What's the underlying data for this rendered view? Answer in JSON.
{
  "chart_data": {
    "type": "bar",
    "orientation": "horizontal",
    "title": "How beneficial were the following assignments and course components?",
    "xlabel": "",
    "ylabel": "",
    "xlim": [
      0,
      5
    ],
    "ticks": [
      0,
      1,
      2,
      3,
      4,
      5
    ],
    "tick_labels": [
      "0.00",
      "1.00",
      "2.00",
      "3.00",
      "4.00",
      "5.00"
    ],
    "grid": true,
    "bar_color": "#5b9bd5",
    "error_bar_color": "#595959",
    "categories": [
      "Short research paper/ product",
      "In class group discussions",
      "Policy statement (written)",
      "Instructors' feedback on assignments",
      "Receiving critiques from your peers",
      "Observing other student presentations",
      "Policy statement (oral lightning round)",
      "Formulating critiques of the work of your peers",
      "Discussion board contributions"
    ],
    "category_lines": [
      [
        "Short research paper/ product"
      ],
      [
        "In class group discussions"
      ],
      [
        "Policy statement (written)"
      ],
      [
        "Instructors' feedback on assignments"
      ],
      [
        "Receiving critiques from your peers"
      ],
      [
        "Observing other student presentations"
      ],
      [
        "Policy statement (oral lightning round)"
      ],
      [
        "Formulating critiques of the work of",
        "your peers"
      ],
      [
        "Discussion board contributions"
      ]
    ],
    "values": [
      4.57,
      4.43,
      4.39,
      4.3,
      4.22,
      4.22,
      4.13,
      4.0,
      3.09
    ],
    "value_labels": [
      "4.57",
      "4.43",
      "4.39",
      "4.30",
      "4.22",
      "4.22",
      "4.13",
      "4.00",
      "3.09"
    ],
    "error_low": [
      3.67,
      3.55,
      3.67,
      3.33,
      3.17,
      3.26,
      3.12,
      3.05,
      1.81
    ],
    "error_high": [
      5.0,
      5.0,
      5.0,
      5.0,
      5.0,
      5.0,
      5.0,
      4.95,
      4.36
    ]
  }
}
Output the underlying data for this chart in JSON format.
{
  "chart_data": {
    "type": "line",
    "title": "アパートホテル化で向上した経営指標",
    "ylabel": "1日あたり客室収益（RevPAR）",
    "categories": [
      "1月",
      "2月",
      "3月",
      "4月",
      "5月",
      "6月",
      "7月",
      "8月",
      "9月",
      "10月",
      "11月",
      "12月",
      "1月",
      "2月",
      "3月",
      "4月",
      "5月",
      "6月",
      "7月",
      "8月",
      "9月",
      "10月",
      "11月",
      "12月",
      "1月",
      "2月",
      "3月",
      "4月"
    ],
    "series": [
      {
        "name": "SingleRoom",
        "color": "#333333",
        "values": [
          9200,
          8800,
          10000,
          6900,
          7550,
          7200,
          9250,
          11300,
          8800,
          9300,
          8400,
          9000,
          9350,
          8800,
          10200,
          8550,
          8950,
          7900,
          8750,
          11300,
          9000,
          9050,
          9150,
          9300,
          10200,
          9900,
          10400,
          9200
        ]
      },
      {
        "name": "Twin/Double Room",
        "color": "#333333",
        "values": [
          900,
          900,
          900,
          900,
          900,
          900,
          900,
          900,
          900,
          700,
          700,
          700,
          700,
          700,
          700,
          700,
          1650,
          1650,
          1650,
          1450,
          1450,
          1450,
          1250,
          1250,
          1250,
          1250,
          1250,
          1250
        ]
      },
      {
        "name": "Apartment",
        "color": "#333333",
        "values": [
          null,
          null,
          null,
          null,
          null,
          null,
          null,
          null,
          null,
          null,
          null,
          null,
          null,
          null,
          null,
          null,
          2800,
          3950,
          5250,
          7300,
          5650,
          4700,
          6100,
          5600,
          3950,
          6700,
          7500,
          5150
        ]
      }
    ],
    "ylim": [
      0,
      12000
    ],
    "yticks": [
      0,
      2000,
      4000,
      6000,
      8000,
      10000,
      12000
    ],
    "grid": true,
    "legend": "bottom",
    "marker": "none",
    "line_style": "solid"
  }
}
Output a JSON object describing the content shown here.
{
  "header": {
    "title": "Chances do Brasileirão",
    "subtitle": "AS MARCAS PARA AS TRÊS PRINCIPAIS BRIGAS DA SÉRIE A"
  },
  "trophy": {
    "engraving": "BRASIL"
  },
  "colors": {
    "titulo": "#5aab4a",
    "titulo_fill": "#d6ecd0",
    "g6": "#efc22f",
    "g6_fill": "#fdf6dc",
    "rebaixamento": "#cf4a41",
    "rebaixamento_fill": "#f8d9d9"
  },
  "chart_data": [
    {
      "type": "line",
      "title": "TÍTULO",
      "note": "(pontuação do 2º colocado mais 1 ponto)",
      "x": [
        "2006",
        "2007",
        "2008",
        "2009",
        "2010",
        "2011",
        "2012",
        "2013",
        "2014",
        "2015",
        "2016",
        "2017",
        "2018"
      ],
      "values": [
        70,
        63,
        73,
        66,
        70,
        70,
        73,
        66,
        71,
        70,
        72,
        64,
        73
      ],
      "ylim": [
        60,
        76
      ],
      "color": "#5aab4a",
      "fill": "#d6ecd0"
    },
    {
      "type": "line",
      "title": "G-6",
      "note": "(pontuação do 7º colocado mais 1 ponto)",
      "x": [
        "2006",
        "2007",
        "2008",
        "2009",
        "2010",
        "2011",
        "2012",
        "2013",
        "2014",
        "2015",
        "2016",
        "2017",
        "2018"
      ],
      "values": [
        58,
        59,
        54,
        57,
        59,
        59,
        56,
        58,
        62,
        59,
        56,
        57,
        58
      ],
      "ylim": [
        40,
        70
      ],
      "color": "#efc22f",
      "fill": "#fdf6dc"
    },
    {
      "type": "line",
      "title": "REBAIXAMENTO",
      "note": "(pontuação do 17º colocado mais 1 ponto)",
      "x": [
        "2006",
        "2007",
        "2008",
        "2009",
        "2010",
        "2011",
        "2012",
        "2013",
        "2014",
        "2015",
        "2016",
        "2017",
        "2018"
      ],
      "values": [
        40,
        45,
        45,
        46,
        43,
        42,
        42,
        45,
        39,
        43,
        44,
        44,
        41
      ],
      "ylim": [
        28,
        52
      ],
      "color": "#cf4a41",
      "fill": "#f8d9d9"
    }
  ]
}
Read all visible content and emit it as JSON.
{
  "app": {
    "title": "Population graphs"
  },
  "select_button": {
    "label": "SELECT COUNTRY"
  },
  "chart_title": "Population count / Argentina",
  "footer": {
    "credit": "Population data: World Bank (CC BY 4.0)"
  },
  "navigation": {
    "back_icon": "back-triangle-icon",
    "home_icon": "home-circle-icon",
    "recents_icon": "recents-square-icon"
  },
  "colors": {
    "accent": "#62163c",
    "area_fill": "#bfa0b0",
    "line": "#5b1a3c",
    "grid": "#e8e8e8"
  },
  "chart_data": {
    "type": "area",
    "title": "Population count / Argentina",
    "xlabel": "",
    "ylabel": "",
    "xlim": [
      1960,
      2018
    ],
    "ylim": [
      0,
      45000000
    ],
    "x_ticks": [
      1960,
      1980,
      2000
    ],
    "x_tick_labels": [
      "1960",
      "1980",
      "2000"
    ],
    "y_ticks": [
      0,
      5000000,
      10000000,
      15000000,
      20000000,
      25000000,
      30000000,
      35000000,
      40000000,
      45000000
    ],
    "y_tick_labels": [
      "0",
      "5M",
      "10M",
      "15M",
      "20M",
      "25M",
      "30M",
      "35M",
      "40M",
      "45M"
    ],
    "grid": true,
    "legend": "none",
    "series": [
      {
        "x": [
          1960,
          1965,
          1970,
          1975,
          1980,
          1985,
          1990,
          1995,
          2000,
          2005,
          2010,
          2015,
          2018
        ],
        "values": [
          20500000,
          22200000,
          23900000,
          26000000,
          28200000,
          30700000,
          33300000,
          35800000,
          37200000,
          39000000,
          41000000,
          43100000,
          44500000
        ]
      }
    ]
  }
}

[Directions for this task]
Every line in the data that holds "discussions" should be copied out.

[Correct response]
      "In class group discussions",
        "In class group discussions"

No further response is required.